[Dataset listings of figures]
━━━━━━

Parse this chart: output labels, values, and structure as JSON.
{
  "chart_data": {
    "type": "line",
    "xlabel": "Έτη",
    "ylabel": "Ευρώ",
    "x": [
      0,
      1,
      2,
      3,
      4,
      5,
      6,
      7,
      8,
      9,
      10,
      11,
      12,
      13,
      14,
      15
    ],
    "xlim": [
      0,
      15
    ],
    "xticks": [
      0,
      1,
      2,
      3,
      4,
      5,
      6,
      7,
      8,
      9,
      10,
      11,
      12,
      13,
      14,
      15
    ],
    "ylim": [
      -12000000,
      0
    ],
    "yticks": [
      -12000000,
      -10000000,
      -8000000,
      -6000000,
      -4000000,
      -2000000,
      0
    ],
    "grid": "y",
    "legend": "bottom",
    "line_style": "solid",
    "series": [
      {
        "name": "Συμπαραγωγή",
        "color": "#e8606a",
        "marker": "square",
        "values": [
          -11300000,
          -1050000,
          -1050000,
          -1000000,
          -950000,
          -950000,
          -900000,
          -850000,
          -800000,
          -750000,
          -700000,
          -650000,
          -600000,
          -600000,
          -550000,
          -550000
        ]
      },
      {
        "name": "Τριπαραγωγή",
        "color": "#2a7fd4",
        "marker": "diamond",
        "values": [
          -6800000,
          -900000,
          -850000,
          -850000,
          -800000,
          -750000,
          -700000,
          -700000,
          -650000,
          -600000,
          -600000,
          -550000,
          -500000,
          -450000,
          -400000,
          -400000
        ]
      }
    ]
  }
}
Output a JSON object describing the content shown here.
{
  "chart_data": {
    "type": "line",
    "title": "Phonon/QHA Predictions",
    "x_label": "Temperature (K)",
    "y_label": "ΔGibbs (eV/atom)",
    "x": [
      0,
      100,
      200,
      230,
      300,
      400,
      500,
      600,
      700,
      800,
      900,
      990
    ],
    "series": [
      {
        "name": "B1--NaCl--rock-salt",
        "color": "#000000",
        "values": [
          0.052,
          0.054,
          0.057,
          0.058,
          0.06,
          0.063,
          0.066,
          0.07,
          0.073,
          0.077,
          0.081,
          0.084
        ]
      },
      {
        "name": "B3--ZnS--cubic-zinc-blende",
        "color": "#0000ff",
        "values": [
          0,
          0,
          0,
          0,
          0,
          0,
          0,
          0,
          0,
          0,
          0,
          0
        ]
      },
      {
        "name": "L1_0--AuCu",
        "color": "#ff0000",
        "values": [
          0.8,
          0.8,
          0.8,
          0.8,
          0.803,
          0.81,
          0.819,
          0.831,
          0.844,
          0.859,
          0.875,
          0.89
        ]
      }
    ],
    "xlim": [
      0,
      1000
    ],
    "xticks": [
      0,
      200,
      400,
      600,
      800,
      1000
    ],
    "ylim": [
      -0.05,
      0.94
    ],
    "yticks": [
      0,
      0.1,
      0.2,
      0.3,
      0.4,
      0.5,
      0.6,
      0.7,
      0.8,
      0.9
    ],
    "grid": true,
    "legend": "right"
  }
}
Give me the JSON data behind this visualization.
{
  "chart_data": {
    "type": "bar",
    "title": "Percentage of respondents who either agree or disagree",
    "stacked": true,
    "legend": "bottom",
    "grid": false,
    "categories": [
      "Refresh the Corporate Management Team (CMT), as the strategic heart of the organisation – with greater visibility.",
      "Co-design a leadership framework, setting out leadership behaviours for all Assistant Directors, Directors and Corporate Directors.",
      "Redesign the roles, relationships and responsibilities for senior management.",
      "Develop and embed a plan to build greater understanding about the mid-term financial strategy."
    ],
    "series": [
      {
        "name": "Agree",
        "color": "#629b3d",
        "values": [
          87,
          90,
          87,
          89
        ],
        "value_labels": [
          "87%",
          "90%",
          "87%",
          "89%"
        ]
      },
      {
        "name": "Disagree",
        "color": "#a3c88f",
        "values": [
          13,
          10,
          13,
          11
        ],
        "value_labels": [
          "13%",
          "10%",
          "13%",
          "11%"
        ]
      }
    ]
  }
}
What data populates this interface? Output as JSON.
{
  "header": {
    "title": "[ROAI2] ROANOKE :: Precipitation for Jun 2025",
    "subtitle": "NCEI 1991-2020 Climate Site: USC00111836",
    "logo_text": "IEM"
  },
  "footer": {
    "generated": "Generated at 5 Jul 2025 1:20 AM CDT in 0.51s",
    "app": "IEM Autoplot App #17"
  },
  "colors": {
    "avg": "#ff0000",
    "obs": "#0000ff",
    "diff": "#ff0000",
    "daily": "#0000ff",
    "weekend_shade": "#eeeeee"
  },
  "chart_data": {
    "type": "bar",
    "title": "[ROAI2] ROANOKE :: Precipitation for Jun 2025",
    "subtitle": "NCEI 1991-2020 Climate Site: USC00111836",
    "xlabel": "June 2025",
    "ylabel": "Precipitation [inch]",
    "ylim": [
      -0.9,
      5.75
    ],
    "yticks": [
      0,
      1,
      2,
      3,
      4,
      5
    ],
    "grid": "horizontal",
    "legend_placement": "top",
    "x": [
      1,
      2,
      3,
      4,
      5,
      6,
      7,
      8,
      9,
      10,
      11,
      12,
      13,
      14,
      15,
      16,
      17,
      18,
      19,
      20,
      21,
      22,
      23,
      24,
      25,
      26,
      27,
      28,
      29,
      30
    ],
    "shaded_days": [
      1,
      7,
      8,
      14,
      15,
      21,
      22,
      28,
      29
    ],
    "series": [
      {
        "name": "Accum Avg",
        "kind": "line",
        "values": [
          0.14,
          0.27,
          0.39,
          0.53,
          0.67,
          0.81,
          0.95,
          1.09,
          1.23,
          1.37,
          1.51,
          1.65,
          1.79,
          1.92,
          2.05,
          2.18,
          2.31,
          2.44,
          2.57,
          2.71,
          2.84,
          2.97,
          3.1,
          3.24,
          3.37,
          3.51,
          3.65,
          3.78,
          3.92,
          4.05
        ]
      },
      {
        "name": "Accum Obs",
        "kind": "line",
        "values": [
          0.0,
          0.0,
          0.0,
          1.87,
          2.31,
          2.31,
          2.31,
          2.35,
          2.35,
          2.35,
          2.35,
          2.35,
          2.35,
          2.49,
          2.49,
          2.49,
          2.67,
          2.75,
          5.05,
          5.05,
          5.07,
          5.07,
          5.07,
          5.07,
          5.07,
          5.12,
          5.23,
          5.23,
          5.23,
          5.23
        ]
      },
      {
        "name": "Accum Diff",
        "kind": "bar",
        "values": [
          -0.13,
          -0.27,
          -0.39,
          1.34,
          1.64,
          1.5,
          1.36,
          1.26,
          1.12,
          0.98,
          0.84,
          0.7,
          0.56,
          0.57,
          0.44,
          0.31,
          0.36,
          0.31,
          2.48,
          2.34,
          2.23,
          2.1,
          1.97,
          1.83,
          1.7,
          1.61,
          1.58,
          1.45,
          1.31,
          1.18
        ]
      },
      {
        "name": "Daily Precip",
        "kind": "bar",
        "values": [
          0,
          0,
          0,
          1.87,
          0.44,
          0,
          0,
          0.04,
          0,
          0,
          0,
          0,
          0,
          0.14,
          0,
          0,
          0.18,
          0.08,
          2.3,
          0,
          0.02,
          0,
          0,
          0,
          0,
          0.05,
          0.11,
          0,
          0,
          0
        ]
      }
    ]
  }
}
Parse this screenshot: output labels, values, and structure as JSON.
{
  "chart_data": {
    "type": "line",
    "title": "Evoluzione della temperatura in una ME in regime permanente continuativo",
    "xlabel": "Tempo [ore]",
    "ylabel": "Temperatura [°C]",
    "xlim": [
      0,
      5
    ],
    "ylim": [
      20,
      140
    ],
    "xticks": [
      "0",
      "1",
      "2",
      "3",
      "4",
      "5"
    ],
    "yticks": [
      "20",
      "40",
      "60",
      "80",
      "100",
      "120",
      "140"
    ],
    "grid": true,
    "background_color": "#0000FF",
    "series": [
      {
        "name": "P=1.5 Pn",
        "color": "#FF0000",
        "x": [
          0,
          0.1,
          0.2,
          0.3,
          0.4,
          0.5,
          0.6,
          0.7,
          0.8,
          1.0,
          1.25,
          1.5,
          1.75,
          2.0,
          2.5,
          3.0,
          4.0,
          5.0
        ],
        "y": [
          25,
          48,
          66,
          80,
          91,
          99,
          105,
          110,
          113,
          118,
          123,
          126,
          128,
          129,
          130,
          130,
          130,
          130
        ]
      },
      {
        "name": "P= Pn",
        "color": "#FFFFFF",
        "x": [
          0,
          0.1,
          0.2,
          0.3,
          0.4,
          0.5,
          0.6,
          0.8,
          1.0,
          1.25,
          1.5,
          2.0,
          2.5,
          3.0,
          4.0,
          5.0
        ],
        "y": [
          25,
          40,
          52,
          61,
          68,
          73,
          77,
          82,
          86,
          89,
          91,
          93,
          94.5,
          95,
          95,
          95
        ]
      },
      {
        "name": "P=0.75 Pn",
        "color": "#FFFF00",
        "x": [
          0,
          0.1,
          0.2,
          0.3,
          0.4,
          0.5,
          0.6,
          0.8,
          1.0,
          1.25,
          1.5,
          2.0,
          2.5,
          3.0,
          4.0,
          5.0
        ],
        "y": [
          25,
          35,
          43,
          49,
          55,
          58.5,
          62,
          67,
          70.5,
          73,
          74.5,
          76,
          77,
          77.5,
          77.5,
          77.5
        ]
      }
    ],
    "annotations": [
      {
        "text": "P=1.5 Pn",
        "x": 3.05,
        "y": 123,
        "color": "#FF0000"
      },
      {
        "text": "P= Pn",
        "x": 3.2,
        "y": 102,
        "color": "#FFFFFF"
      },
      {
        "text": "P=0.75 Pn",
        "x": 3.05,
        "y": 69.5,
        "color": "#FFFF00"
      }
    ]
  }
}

━━━━━━

### Aim:
Return, from the data, each line that has the word "Corporate" in it.

### Answer to the problem:
      "Refresh the Corporate Management Team (CMT), as the strategic heart of the organisation – with greater visibility.",
      "Co-design a leadership framework, setting out leadership behaviours for all Assistant Directors, Directors and Corporate Directors.",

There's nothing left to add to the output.